#### PROVIDED DATA
--*--

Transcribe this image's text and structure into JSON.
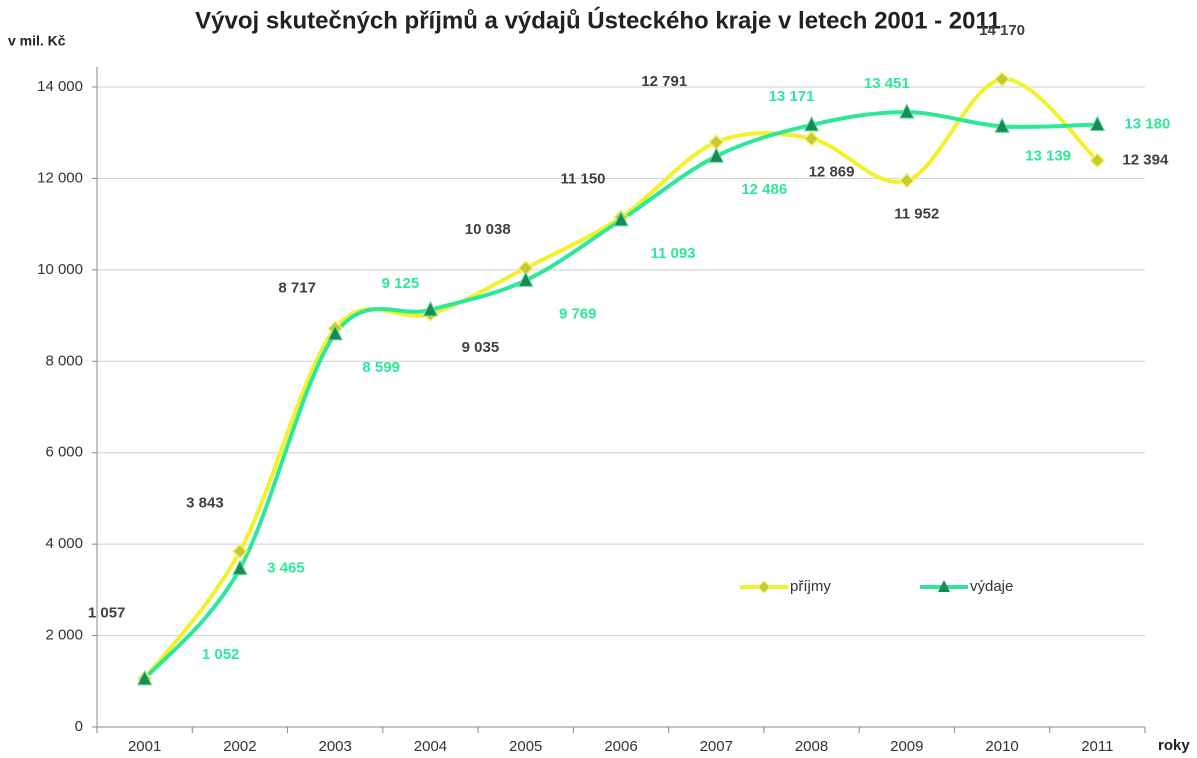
{
  "chart_data": {
    "type": "line",
    "title": "Vývoj skutečných příjmů a výdajů Ústeckého kraje v letech 2001 - 2011",
    "y_label": "v mil. Kč",
    "x_label": "roky",
    "categories": [
      "2001",
      "2002",
      "2003",
      "2004",
      "2005",
      "2006",
      "2007",
      "2008",
      "2009",
      "2010",
      "2011"
    ],
    "series": [
      {
        "name": "příjmy",
        "color": "#f2f22a",
        "marker": "diamond",
        "values": [
          1057,
          3843,
          8717,
          9035,
          10038,
          11150,
          12791,
          12869,
          11952,
          14170,
          12394
        ],
        "value_labels": [
          "1 057",
          "3 843",
          "8 717",
          "9 035",
          "10 038",
          "11 150",
          "12 791",
          "12 869",
          "11 952",
          "14 170",
          "12 394"
        ]
      },
      {
        "name": "výdaje",
        "color": "#2ee89a",
        "marker": "triangle",
        "values": [
          1052,
          3465,
          8599,
          9125,
          9769,
          11093,
          12486,
          13171,
          13451,
          13139,
          13180
        ],
        "value_labels": [
          "1 052",
          "3 465",
          "8 599",
          "9 125",
          "9 769",
          "11 093",
          "12 486",
          "13 171",
          "13 451",
          "13 139",
          "13 180"
        ]
      }
    ],
    "ylim": [
      0,
      14000
    ],
    "yticks": [
      0,
      {
        "value": 2000,
        "label": "2 000"
      },
      {
        "value": 4000,
        "label": "4 000"
      },
      {
        "value": 6000,
        "label": "6 000"
      },
      {
        "value": 8000,
        "label": "8 000"
      },
      {
        "value": 10000,
        "label": "10 000"
      },
      {
        "value": 12000,
        "label": "12 000"
      },
      {
        "value": 14000,
        "label": "14 000"
      }
    ],
    "grid": true,
    "legend": "center"
  }
}
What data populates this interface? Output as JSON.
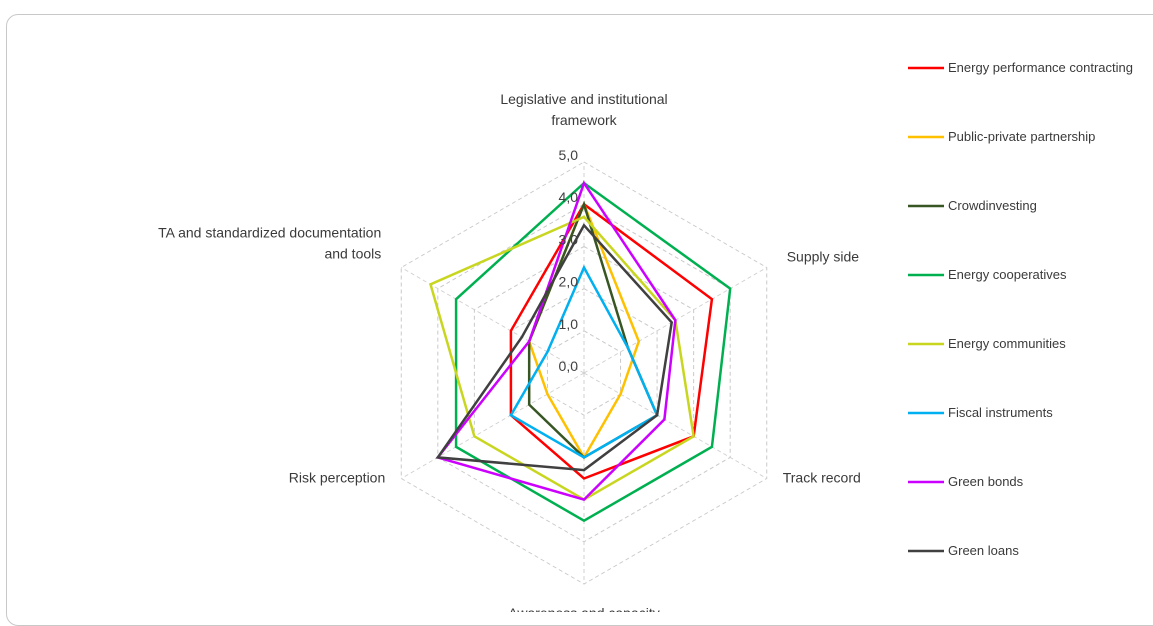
{
  "chart_data": {
    "type": "radar",
    "axes": [
      [
        "Legislative and institutional",
        "framework"
      ],
      [
        "Supply side"
      ],
      [
        "Track record"
      ],
      [
        "Awareness and capacity"
      ],
      [
        "Risk perception"
      ],
      [
        "TA and standardized documentation",
        "and tools"
      ]
    ],
    "ticks": [
      "0,0",
      "1,0",
      "2,0",
      "3,0",
      "4,0",
      "5,0"
    ],
    "rmax": 5,
    "grid": true,
    "legend_position": "right",
    "series": [
      {
        "name": "Energy performance contracting",
        "color": "#ff0000",
        "values": [
          4.0,
          3.5,
          3.0,
          2.5,
          2.0,
          2.0
        ]
      },
      {
        "name": "Public-private partnership",
        "color": "#ffc000",
        "values": [
          4.0,
          1.5,
          1.0,
          2.0,
          1.0,
          1.5
        ]
      },
      {
        "name": "Crowdinvesting",
        "color": "#375623",
        "values": [
          4.0,
          1.2,
          2.0,
          2.0,
          1.5,
          1.5
        ]
      },
      {
        "name": "Energy cooperatives",
        "color": "#00b050",
        "values": [
          4.5,
          4.0,
          3.5,
          3.5,
          3.5,
          3.5
        ]
      },
      {
        "name": "Energy communities",
        "color": "#c9d61f",
        "values": [
          3.7,
          2.5,
          3.0,
          3.0,
          3.0,
          4.2
        ]
      },
      {
        "name": "Fiscal instruments",
        "color": "#00b0f0",
        "values": [
          2.5,
          1.2,
          2.0,
          2.0,
          2.0,
          1.0
        ]
      },
      {
        "name": "Green bonds",
        "color": "#cc00ff",
        "values": [
          4.5,
          2.5,
          2.2,
          3.0,
          4.0,
          1.5
        ]
      },
      {
        "name": "Green loans",
        "color": "#404040",
        "values": [
          3.5,
          2.4,
          2.0,
          2.3,
          4.0,
          1.7
        ]
      }
    ]
  }
}
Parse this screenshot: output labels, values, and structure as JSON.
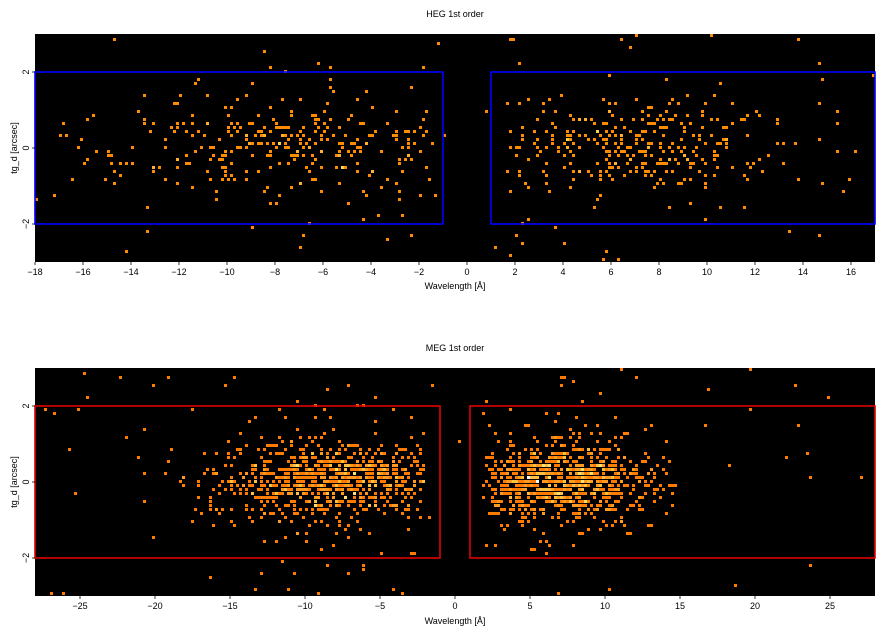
{
  "chart_data": [
    {
      "type": "heatmap",
      "title": "HEG 1st order",
      "xlabel": "Wavelength [Å]",
      "ylabel": "tg_d [arcsec]",
      "xlim": [
        -18,
        17
      ],
      "ylim": [
        -3,
        3
      ],
      "xticks": [
        -18,
        -16,
        -14,
        -12,
        -10,
        -8,
        -6,
        -4,
        -2,
        0,
        2,
        4,
        6,
        8,
        10,
        12,
        14,
        16
      ],
      "yticks": [
        -2,
        0,
        2
      ],
      "background": "#000000",
      "colormap": [
        "#ff8c00",
        "#ffb030",
        "#ffd35a",
        "#ffffff"
      ],
      "regions": {
        "color": "#0000ff",
        "boxes": [
          {
            "x": [
              -18,
              -1
            ],
            "y": [
              -2,
              2
            ]
          },
          {
            "x": [
              1,
              17
            ],
            "y": [
              -2,
              2
            ]
          }
        ]
      },
      "clusters": [
        {
          "center_x": -6.5,
          "spread_x": 4.5,
          "min_x": -17,
          "max_x": -1.3,
          "weight": 340
        },
        {
          "center_x": 6.5,
          "spread_x": 3.5,
          "min_x": 1.6,
          "max_x": 16.5,
          "weight": 340
        }
      ],
      "core_spread_y": 0.55,
      "grid": false
    },
    {
      "type": "heatmap",
      "title": "MEG 1st order",
      "xlabel": "Wavelength [Å]",
      "ylabel": "tg_d [arcsec]",
      "xlim": [
        -28,
        28
      ],
      "ylim": [
        -3,
        3
      ],
      "xticks": [
        -25,
        -20,
        -15,
        -10,
        -5,
        0,
        5,
        10,
        15,
        20,
        25
      ],
      "yticks": [
        -2,
        0,
        2
      ],
      "background": "#000000",
      "colormap": [
        "#ff7a00",
        "#ff9a20",
        "#ffc040",
        "#ffe070",
        "#ffffff"
      ],
      "regions": {
        "color": "#e00000",
        "boxes": [
          {
            "x": [
              -28,
              -1
            ],
            "y": [
              -2,
              2
            ]
          },
          {
            "x": [
              1,
              28
            ],
            "y": [
              -2,
              2
            ]
          }
        ]
      },
      "clusters": [
        {
          "center_x": -8,
          "spread_x": 4.2,
          "min_x": -26,
          "max_x": -2,
          "weight": 900
        },
        {
          "center_x": 7,
          "spread_x": 3.0,
          "min_x": 1.8,
          "max_x": 18,
          "weight": 900
        }
      ],
      "core_spread_y": 0.5,
      "grid": false
    }
  ]
}
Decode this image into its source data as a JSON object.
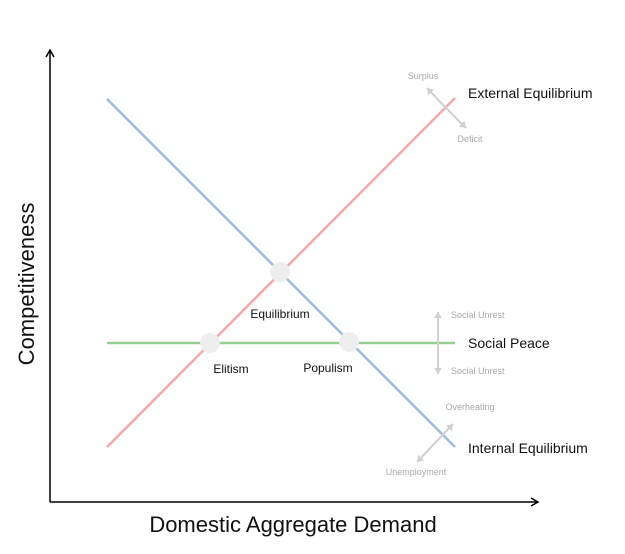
{
  "axes": {
    "x_label": "Domestic Aggregate Demand",
    "y_label": "Competitiveness"
  },
  "lines": {
    "external": {
      "label": "External Equilibrium",
      "color": "#f4a9a8"
    },
    "internal": {
      "label": "Internal Equilibrium",
      "color": "#9bbbe0"
    },
    "social": {
      "label": "Social Peace",
      "color": "#94cf94"
    }
  },
  "points": {
    "equilibrium": "Equilibrium",
    "elitism": "Elitism",
    "populism": "Populism"
  },
  "hints": {
    "surplus": "Surplus",
    "deficit": "Deficit",
    "unrest_top": "Social Unrest",
    "unrest_bottom": "Social Unrest",
    "overheating": "Overheating",
    "unemployment": "Unemployment"
  },
  "colors": {
    "axis": "#000000",
    "point": "#eeeeee",
    "hint_arrow": "#d0d0d0"
  }
}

--*--

#### YOUR GOAL
Set the pictures aside and transcribe the data above exactly.

#### COMPLETE OUTPUT
Transcribe this image's text and structure into JSON.
{
  "chart_data": {
    "type": "line",
    "title": "Vývoj skutečných příjmů a výdajů Ústeckého kraje v letech 2001 - 2011",
    "y_label": "v mil. Kč",
    "x_label": "roky",
    "categories": [
      "2001",
      "2002",
      "2003",
      "2004",
      "2005",
      "2006",
      "2007",
      "2008",
      "2009",
      "2010",
      "2011"
    ],
    "series": [
      {
        "name": "příjmy",
        "color": "#f2f22a",
        "marker": "diamond",
        "values": [
          1057,
          3843,
          8717,
          9035,
          10038,
          11150,
          12791,
          12869,
          11952,
          14170,
          12394
        ],
        "value_labels": [
          "1 057",
          "3 843",
          "8 717",
          "9 035",
          "10 038",
          "11 150",
          "12 791",
          "12 869",
          "11 952",
          "14 170",
          "12 394"
        ]
      },
      {
        "name": "výdaje",
        "color": "#2ee89a",
        "marker": "triangle",
        "values": [
          1052,
          3465,
          8599,
          9125,
          9769,
          11093,
          12486,
          13171,
          13451,
          13139,
          13180
        ],
        "value_labels": [
          "1 052",
          "3 465",
          "8 599",
          "9 125",
          "9 769",
          "11 093",
          "12 486",
          "13 171",
          "13 451",
          "13 139",
          "13 180"
        ]
      }
    ],
    "ylim": [
      0,
      14000
    ],
    "yticks": [
      0,
      {
        "value": 2000,
        "label": "2 000"
      },
      {
        "value": 4000,
        "label": "4 000"
      },
      {
        "value": 6000,
        "label": "6 000"
      },
      {
        "value": 8000,
        "label": "8 000"
      },
      {
        "value": 10000,
        "label": "10 000"
      },
      {
        "value": 12000,
        "label": "12 000"
      },
      {
        "value": 14000,
        "label": "14 000"
      }
    ],
    "grid": true,
    "legend": "center"
  }
}
What data populates this interface? Output as JSON.
{
  "chart_data": {
    "type": "radar",
    "axes": [
      [
        "Legislative and institutional",
        "framework"
      ],
      [
        "Supply side"
      ],
      [
        "Track record"
      ],
      [
        "Awareness and capacity"
      ],
      [
        "Risk perception"
      ],
      [
        "TA and standardized documentation",
        "and tools"
      ]
    ],
    "ticks": [
      "0,0",
      "1,0",
      "2,0",
      "3,0",
      "4,0",
      "5,0"
    ],
    "rmax": 5,
    "grid": true,
    "legend_position": "right",
    "series": [
      {
        "name": "Energy performance contracting",
        "color": "#ff0000",
        "values": [
          4.0,
          3.5,
          3.0,
          2.5,
          2.0,
          2.0
        ]
      },
      {
        "name": "Public-private partnership",
        "color": "#ffc000",
        "values": [
          4.0,
          1.5,
          1.0,
          2.0,
          1.0,
          1.5
        ]
      },
      {
        "name": "Crowdinvesting",
        "color": "#375623",
        "values": [
          4.0,
          1.2,
          2.0,
          2.0,
          1.5,
          1.5
        ]
      },
      {
        "name": "Energy cooperatives",
        "color": "#00b050",
        "values": [
          4.5,
          4.0,
          3.5,
          3.5,
          3.5,
          3.5
        ]
      },
      {
        "name": "Energy communities",
        "color": "#c9d61f",
        "values": [
          3.7,
          2.5,
          3.0,
          3.0,
          3.0,
          4.2
        ]
      },
      {
        "name": "Fiscal instruments",
        "color": "#00b0f0",
        "values": [
          2.5,
          1.2,
          2.0,
          2.0,
          2.0,
          1.0
        ]
      },
      {
        "name": "Green bonds",
        "color": "#cc00ff",
        "values": [
          4.5,
          2.5,
          2.2,
          3.0,
          4.0,
          1.5
        ]
      },
      {
        "name": "Green loans",
        "color": "#404040",
        "values": [
          3.5,
          2.4,
          2.0,
          2.3,
          4.0,
          1.7
        ]
      }
    ]
  }
}
Parse this screenshot: output labels, values, and structure as JSON.
{
  "chart_data": [
    {
      "type": "heatmap",
      "title": "HEG 1st order",
      "xlabel": "Wavelength [Å]",
      "ylabel": "tg_d [arcsec]",
      "xlim": [
        -18,
        17
      ],
      "ylim": [
        -3,
        3
      ],
      "xticks": [
        -18,
        -16,
        -14,
        -12,
        -10,
        -8,
        -6,
        -4,
        -2,
        0,
        2,
        4,
        6,
        8,
        10,
        12,
        14,
        16
      ],
      "yticks": [
        -2,
        0,
        2
      ],
      "background": "#000000",
      "colormap": [
        "#ff8c00",
        "#ffb030",
        "#ffd35a",
        "#ffffff"
      ],
      "regions": {
        "color": "#0000ff",
        "boxes": [
          {
            "x": [
              -18,
              -1
            ],
            "y": [
              -2,
              2
            ]
          },
          {
            "x": [
              1,
              17
            ],
            "y": [
              -2,
              2
            ]
          }
        ]
      },
      "clusters": [
        {
          "center_x": -6.5,
          "spread_x": 4.5,
          "min_x": -17,
          "max_x": -1.3,
          "weight": 340
        },
        {
          "center_x": 6.5,
          "spread_x": 3.5,
          "min_x": 1.6,
          "max_x": 16.5,
          "weight": 340
        }
      ],
      "core_spread_y": 0.55,
      "grid": false
    },
    {
      "type": "heatmap",
      "title": "MEG 1st order",
      "xlabel": "Wavelength [Å]",
      "ylabel": "tg_d [arcsec]",
      "xlim": [
        -28,
        28
      ],
      "ylim": [
        -3,
        3
      ],
      "xticks": [
        -25,
        -20,
        -15,
        -10,
        -5,
        0,
        5,
        10,
        15,
        20,
        25
      ],
      "yticks": [
        -2,
        0,
        2
      ],
      "background": "#000000",
      "colormap": [
        "#ff7a00",
        "#ff9a20",
        "#ffc040",
        "#ffe070",
        "#ffffff"
      ],
      "regions": {
        "color": "#e00000",
        "boxes": [
          {
            "x": [
              -28,
              -1
            ],
            "y": [
              -2,
              2
            ]
          },
          {
            "x": [
              1,
              28
            ],
            "y": [
              -2,
              2
            ]
          }
        ]
      },
      "clusters": [
        {
          "center_x": -8,
          "spread_x": 4.2,
          "min_x": -26,
          "max_x": -2,
          "weight": 900
        },
        {
          "center_x": 7,
          "spread_x": 3.0,
          "min_x": 1.8,
          "max_x": 18,
          "weight": 900
        }
      ],
      "core_spread_y": 0.5,
      "grid": false
    }
  ]
}
Decode this image into its source data as a JSON object.
{
  "axes": {
    "x_label": "Domestic Aggregate Demand",
    "y_label": "Competitiveness"
  },
  "lines": {
    "external": {
      "label": "External Equilibrium",
      "color": "#f4a9a8"
    },
    "internal": {
      "label": "Internal Equilibrium",
      "color": "#9bbbe0"
    },
    "social": {
      "label": "Social Peace",
      "color": "#94cf94"
    }
  },
  "points": {
    "equilibrium": "Equilibrium",
    "elitism": "Elitism",
    "populism": "Populism"
  },
  "hints": {
    "surplus": "Surplus",
    "deficit": "Deficit",
    "unrest_top": "Social Unrest",
    "unrest_bottom": "Social Unrest",
    "overheating": "Overheating",
    "unemployment": "Unemployment"
  },
  "colors": {
    "axis": "#000000",
    "point": "#eeeeee",
    "hint_arrow": "#d0d0d0"
  }
}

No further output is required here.